### JOB
Find how many lines in the material hold the word "spécialement", then state that number and nothing more.

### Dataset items
** START **

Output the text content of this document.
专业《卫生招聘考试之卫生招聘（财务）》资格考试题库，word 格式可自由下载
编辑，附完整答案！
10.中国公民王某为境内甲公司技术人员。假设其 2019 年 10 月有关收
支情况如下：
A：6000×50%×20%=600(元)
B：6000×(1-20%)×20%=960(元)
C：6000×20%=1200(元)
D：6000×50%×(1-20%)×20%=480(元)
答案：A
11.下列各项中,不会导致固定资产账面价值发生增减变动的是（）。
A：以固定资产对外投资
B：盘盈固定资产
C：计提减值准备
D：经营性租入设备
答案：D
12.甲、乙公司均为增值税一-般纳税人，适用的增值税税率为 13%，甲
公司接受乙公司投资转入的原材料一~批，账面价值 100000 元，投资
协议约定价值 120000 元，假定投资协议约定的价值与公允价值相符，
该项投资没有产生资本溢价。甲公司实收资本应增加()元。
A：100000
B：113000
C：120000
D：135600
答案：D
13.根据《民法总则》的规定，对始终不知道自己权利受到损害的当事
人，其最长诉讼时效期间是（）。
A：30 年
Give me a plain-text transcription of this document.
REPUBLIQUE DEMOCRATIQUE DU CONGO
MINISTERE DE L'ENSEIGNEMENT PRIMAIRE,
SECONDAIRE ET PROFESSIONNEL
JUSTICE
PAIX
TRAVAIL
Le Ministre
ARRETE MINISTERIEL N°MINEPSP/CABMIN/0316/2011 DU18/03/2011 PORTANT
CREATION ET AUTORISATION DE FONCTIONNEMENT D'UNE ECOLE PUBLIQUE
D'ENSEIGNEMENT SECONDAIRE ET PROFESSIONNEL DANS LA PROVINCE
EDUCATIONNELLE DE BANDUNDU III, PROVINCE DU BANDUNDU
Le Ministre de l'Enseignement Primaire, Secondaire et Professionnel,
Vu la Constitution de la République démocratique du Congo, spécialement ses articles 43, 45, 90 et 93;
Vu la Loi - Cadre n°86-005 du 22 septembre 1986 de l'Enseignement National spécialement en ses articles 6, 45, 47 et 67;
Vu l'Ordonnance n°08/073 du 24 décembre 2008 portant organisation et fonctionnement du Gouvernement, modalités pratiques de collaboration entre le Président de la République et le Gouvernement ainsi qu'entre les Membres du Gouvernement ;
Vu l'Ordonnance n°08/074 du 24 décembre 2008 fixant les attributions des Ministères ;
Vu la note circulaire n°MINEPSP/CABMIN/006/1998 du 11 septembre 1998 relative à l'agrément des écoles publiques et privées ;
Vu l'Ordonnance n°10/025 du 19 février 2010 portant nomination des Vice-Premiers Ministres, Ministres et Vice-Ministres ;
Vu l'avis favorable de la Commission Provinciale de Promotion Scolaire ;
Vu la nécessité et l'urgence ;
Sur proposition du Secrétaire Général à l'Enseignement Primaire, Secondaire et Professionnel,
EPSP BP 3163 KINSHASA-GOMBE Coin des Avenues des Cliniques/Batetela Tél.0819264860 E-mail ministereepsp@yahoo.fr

** END **

### FINAL ANSWER
2